PROBLEM TO WORK ON:
From the data that follows, report how many lines hold the string "EURJPY", giving only the number.

- - -

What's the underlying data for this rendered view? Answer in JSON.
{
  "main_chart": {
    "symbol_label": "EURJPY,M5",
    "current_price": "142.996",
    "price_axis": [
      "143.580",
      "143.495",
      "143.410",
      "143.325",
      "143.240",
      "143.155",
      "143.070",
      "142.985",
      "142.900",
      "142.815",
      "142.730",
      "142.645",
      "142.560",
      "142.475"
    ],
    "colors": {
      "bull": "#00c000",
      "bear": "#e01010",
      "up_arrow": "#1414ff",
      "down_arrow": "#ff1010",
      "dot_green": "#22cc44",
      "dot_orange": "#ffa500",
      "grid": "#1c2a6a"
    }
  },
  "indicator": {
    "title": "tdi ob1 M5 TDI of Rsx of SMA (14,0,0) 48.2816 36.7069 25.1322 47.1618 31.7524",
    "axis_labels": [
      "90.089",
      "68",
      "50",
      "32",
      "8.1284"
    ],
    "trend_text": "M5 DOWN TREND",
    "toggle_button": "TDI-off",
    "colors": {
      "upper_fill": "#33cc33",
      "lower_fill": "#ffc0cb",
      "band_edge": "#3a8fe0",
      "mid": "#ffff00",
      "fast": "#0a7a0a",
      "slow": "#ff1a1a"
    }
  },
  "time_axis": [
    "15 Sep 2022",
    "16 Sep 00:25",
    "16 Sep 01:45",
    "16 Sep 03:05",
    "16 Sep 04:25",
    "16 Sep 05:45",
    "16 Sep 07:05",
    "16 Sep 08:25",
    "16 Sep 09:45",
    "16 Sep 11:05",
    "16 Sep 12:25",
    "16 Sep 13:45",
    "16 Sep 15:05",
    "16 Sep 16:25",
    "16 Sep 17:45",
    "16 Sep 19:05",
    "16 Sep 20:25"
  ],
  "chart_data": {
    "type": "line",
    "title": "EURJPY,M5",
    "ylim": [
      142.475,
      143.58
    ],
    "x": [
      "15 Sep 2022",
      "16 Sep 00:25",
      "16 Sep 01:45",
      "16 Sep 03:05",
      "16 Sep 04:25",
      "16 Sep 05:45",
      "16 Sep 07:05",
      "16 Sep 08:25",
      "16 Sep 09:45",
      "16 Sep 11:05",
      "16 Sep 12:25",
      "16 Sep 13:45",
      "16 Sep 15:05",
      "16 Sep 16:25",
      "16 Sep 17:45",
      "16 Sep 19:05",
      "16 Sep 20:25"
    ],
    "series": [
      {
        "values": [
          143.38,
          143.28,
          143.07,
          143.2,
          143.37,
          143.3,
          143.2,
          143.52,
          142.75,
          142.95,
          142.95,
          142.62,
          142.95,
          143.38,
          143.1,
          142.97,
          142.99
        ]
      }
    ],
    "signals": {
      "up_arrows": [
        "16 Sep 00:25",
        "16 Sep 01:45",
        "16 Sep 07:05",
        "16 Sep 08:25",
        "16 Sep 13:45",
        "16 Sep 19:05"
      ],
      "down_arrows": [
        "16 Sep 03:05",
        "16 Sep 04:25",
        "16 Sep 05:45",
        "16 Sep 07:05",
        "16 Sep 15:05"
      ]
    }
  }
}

- - -

THE COMPLETED TASK:
2